__Written request__.
Retype each record shown below, leaving every character as it is.
--- Start of Entries shown ---
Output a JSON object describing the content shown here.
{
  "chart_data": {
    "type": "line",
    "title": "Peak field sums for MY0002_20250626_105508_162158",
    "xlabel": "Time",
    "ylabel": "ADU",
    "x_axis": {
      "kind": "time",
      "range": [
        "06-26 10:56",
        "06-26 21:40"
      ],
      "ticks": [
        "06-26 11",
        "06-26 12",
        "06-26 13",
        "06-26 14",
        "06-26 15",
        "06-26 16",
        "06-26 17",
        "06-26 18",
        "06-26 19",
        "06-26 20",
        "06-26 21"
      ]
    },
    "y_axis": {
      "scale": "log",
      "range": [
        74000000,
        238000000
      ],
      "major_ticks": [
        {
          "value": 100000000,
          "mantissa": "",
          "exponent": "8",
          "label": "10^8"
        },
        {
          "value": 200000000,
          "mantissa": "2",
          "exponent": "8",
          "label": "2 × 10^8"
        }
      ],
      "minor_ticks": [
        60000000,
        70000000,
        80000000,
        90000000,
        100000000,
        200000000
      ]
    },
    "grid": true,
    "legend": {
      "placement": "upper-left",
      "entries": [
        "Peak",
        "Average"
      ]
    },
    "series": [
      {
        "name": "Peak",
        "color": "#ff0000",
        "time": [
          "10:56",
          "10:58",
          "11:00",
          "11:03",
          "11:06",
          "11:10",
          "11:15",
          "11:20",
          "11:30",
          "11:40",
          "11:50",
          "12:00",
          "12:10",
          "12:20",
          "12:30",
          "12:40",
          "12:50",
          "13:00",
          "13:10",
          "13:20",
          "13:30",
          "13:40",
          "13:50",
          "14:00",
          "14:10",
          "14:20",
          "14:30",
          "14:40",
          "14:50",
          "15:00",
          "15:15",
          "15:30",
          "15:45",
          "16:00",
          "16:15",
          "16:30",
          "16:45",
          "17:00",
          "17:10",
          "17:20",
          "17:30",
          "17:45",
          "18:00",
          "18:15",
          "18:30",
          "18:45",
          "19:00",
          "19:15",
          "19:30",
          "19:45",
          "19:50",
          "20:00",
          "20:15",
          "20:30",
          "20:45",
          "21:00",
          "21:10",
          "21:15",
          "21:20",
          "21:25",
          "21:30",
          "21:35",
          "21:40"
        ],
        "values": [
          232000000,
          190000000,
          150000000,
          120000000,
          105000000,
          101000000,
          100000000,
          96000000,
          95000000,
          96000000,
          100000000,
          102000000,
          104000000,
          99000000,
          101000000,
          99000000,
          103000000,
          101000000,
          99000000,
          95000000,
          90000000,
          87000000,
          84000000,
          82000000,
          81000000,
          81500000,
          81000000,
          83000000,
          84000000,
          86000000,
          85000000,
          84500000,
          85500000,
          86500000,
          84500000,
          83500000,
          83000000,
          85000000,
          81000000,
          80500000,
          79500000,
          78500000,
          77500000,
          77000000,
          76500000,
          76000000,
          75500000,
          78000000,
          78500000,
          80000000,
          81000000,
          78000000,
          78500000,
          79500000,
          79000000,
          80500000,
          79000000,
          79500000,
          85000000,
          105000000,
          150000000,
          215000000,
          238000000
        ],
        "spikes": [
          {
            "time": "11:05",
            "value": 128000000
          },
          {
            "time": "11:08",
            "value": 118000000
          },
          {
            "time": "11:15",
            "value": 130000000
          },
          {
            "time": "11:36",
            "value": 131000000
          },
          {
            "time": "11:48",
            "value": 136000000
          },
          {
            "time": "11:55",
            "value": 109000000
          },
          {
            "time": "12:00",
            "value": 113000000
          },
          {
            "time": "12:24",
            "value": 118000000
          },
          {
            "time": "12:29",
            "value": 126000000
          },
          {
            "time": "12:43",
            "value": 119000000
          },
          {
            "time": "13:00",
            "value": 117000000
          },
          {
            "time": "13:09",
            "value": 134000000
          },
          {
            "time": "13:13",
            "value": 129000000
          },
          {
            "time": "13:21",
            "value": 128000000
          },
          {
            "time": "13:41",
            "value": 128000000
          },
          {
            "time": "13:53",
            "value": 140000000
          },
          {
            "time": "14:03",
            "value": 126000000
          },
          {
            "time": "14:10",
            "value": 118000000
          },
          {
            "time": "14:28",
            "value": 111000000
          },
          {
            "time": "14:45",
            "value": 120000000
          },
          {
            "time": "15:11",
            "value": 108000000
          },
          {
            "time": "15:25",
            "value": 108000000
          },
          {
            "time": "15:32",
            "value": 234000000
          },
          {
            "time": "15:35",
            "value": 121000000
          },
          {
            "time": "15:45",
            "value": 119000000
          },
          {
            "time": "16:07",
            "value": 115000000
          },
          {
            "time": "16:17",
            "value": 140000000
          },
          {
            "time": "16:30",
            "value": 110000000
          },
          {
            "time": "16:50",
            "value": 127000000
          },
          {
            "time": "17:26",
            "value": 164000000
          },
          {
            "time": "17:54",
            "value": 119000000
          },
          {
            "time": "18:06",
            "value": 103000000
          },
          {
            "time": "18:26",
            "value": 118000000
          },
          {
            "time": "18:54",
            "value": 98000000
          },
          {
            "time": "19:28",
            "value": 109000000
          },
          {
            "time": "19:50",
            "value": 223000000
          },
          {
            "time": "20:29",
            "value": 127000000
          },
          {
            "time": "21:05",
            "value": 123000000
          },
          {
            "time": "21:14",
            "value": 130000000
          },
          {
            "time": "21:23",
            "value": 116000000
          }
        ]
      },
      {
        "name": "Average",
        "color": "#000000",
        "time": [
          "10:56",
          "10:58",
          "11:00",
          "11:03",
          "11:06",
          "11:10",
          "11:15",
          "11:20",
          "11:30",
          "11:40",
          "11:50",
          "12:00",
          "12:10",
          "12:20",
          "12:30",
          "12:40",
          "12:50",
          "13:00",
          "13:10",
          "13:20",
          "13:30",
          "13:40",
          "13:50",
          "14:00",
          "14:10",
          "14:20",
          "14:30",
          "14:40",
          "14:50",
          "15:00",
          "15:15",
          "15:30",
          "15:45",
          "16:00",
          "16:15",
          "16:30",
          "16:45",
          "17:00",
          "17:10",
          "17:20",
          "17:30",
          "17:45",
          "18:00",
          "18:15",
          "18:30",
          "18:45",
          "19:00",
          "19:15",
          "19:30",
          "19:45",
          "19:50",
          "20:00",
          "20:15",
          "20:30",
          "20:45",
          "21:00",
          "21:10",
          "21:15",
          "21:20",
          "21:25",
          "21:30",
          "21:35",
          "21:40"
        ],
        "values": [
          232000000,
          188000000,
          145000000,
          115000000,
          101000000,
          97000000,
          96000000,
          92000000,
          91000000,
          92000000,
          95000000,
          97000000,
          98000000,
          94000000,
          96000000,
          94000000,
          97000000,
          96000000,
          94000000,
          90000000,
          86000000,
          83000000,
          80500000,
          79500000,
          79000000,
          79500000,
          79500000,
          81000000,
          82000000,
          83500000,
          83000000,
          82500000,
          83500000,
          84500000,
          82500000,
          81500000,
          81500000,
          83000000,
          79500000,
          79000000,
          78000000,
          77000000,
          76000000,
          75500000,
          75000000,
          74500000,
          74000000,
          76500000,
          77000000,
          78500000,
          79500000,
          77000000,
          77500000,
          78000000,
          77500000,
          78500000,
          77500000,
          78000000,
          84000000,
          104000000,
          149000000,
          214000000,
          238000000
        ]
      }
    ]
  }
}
--- End of Entries shown ---
__Complete response__.
Output a JSON object describing the content shown here.
{
  "chart_data": {
    "type": "line",
    "title": "Peak field sums for MY0002_20250626_105508_162158",
    "xlabel": "Time",
    "ylabel": "ADU",
    "x_axis": {
      "kind": "time",
      "range": [
        "06-26 10:56",
        "06-26 21:40"
      ],
      "ticks": [
        "06-26 11",
        "06-26 12",
        "06-26 13",
        "06-26 14",
        "06-26 15",
        "06-26 16",
        "06-26 17",
        "06-26 18",
        "06-26 19",
        "06-26 20",
        "06-26 21"
      ]
    },
    "y_axis": {
      "scale": "log",
      "range": [
        74000000,
        238000000
      ],
      "major_ticks": [
        {
          "value": 100000000,
          "mantissa": "",
          "exponent": "8",
          "label": "10^8"
        },
        {
          "value": 200000000,
          "mantissa": "2",
          "exponent": "8",
          "label": "2 × 10^8"
        }
      ],
      "minor_ticks": [
        60000000,
        70000000,
        80000000,
        90000000,
        100000000,
        200000000
      ]
    },
    "grid": true,
    "legend": {
      "placement": "upper-left",
      "entries": [
        "Peak",
        "Average"
      ]
    },
    "series": [
      {
        "name": "Peak",
        "color": "#ff0000",
        "time": [
          "10:56",
          "10:58",
          "11:00",
          "11:03",
          "11:06",
          "11:10",
          "11:15",
          "11:20",
          "11:30",
          "11:40",
          "11:50",
          "12:00",
          "12:10",
          "12:20",
          "12:30",
          "12:40",
          "12:50",
          "13:00",
          "13:10",
          "13:20",
          "13:30",
          "13:40",
          "13:50",
          "14:00",
          "14:10",
          "14:20",
          "14:30",
          "14:40",
          "14:50",
          "15:00",
          "15:15",
          "15:30",
          "15:45",
          "16:00",
          "16:15",
          "16:30",
          "16:45",
          "17:00",
          "17:10",
          "17:20",
          "17:30",
          "17:45",
          "18:00",
          "18:15",
          "18:30",
          "18:45",
          "19:00",
          "19:15",
          "19:30",
          "19:45",
          "19:50",
          "20:00",
          "20:15",
          "20:30",
          "20:45",
          "21:00",
          "21:10",
          "21:15",
          "21:20",
          "21:25",
          "21:30",
          "21:35",
          "21:40"
        ],
        "values": [
          232000000,
          190000000,
          150000000,
          120000000,
          105000000,
          101000000,
          100000000,
          96000000,
          95000000,
          96000000,
          100000000,
          102000000,
          104000000,
          99000000,
          101000000,
          99000000,
          103000000,
          101000000,
          99000000,
          95000000,
          90000000,
          87000000,
          84000000,
          82000000,
          81000000,
          81500000,
          81000000,
          83000000,
          84000000,
          86000000,
          85000000,
          84500000,
          85500000,
          86500000,
          84500000,
          83500000,
          83000000,
          85000000,
          81000000,
          80500000,
          79500000,
          78500000,
          77500000,
          77000000,
          76500000,
          76000000,
          75500000,
          78000000,
          78500000,
          80000000,
          81000000,
          78000000,
          78500000,
          79500000,
          79000000,
          80500000,
          79000000,
          79500000,
          85000000,
          105000000,
          150000000,
          215000000,
          238000000
        ],
        "spikes": [
          {
            "time": "11:05",
            "value": 128000000
          },
          {
            "time": "11:08",
            "value": 118000000
          },
          {
            "time": "11:15",
            "value": 130000000
          },
          {
            "time": "11:36",
            "value": 131000000
          },
          {
            "time": "11:48",
            "value": 136000000
          },
          {
            "time": "11:55",
            "value": 109000000
          },
          {
            "time": "12:00",
            "value": 113000000
          },
          {
            "time": "12:24",
            "value": 118000000
          },
          {
            "time": "12:29",
            "value": 126000000
          },
          {
            "time": "12:43",
            "value": 119000000
          },
          {
            "time": "13:00",
            "value": 117000000
          },
          {
            "time": "13:09",
            "value": 134000000
          },
          {
            "time": "13:13",
            "value": 129000000
          },
          {
            "time": "13:21",
            "value": 128000000
          },
          {
            "time": "13:41",
            "value": 128000000
          },
          {
            "time": "13:53",
            "value": 140000000
          },
          {
            "time": "14:03",
            "value": 126000000
          },
          {
            "time": "14:10",
            "value": 118000000
          },
          {
            "time": "14:28",
            "value": 111000000
          },
          {
            "time": "14:45",
            "value": 120000000
          },
          {
            "time": "15:11",
            "value": 108000000
          },
          {
            "time": "15:25",
            "value": 108000000
          },
          {
            "time": "15:32",
            "value": 234000000
          },
          {
            "time": "15:35",
            "value": 121000000
          },
          {
            "time": "15:45",
            "value": 119000000
          },
          {
            "time": "16:07",
            "value": 115000000
          },
          {
            "time": "16:17",
            "value": 140000000
          },
          {
            "time": "16:30",
            "value": 110000000
          },
          {
            "time": "16:50",
            "value": 127000000
          },
          {
            "time": "17:26",
            "value": 164000000
          },
          {
            "time": "17:54",
            "value": 119000000
          },
          {
            "time": "18:06",
            "value": 103000000
          },
          {
            "time": "18:26",
            "value": 118000000
          },
          {
            "time": "18:54",
            "value": 98000000
          },
          {
            "time": "19:28",
            "value": 109000000
          },
          {
            "time": "19:50",
            "value": 223000000
          },
          {
            "time": "20:29",
            "value": 127000000
          },
          {
            "time": "21:05",
            "value": 123000000
          },
          {
            "time": "21:14",
            "value": 130000000
          },
          {
            "time": "21:23",
            "value": 116000000
          }
        ]
      },
      {
        "name": "Average",
        "color": "#000000",
        "time": [
          "10:56",
          "10:58",
          "11:00",
          "11:03",
          "11:06",
          "11:10",
          "11:15",
          "11:20",
          "11:30",
          "11:40",
          "11:50",
          "12:00",
          "12:10",
          "12:20",
          "12:30",
          "12:40",
          "12:50",
          "13:00",
          "13:10",
          "13:20",
          "13:30",
          "13:40",
          "13:50",
          "14:00",
          "14:10",
          "14:20",
          "14:30",
          "14:40",
          "14:50",
          "15:00",
          "15:15",
          "15:30",
          "15:45",
          "16:00",
          "16:15",
          "16:30",
          "16:45",
          "17:00",
          "17:10",
          "17:20",
          "17:30",
          "17:45",
          "18:00",
          "18:15",
          "18:30",
          "18:45",
          "19:00",
          "19:15",
          "19:30",
          "19:45",
          "19:50",
          "20:00",
          "20:15",
          "20:30",
          "20:45",
          "21:00",
          "21:10",
          "21:15",
          "21:20",
          "21:25",
          "21:30",
          "21:35",
          "21:40"
        ],
        "values": [
          232000000,
          188000000,
          145000000,
          115000000,
          101000000,
          97000000,
          96000000,
          92000000,
          91000000,
          92000000,
          95000000,
          97000000,
          98000000,
          94000000,
          96000000,
          94000000,
          97000000,
          96000000,
          94000000,
          90000000,
          86000000,
          83000000,
          80500000,
          79500000,
          79000000,
          79500000,
          79500000,
          81000000,
          82000000,
          83500000,
          83000000,
          82500000,
          83500000,
          84500000,
          82500000,
          81500000,
          81500000,
          83000000,
          79500000,
          79000000,
          78000000,
          77000000,
          76000000,
          75500000,
          75000000,
          74500000,
          74000000,
          76500000,
          77000000,
          78500000,
          79500000,
          77000000,
          77500000,
          78000000,
          77500000,
          78500000,
          77500000,
          78000000,
          84000000,
          104000000,
          149000000,
          214000000,
          238000000
        ]
      }
    ]
  }
}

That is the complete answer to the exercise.